● Work required:
How many lines in this data contain the string "Dollars"? Reply with the number only.

Figure data in JSON
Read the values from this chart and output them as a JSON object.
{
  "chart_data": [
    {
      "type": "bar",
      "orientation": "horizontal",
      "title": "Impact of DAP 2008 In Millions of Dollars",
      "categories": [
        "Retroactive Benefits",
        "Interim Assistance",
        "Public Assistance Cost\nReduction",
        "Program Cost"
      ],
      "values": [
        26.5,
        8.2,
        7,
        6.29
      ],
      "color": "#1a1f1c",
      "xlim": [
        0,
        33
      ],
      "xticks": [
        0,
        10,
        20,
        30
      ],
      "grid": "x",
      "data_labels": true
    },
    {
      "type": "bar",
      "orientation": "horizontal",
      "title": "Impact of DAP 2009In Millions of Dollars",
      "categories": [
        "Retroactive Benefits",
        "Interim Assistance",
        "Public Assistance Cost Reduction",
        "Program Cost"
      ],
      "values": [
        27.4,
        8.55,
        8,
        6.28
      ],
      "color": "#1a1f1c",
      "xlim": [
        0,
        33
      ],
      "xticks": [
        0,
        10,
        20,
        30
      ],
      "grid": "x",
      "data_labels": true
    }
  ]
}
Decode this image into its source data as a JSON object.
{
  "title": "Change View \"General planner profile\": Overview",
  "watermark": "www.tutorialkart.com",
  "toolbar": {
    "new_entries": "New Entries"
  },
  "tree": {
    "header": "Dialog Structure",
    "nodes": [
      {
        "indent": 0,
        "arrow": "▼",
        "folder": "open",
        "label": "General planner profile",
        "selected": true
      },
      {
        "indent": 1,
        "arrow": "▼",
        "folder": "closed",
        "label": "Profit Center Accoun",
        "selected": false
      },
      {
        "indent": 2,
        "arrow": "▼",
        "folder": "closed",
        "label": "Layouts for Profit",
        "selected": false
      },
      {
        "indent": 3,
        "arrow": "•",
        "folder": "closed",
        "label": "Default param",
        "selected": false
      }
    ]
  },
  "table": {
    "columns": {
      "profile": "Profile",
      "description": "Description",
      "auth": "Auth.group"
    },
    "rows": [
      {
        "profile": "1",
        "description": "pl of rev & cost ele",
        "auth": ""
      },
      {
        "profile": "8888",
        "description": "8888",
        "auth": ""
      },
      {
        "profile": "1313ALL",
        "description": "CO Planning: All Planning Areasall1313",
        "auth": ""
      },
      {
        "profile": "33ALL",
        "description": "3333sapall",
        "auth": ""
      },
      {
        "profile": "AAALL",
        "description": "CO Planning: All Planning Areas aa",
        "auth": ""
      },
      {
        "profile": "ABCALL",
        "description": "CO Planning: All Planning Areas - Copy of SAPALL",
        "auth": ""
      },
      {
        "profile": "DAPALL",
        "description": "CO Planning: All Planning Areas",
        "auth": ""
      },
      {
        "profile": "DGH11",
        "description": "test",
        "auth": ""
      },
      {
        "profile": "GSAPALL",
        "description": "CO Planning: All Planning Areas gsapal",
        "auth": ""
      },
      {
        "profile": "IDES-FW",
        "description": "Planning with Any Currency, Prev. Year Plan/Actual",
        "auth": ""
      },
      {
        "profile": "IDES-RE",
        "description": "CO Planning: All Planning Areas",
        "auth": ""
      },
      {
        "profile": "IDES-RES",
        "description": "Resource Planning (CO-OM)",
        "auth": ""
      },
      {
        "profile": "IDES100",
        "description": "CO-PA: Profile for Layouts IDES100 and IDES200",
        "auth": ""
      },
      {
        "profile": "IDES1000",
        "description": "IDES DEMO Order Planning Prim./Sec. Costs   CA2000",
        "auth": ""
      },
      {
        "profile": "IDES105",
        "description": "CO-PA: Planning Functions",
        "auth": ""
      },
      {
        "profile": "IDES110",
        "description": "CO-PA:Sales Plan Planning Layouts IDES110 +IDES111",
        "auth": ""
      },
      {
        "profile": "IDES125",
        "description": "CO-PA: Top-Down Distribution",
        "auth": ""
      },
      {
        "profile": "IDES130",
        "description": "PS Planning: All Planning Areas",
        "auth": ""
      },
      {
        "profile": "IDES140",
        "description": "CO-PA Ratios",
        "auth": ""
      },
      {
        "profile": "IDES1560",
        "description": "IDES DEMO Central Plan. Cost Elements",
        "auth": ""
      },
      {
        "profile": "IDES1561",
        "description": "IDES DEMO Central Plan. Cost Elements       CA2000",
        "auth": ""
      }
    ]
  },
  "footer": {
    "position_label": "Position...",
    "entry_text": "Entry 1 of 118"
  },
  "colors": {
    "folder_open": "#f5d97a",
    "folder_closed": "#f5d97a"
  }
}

● Right answer:
2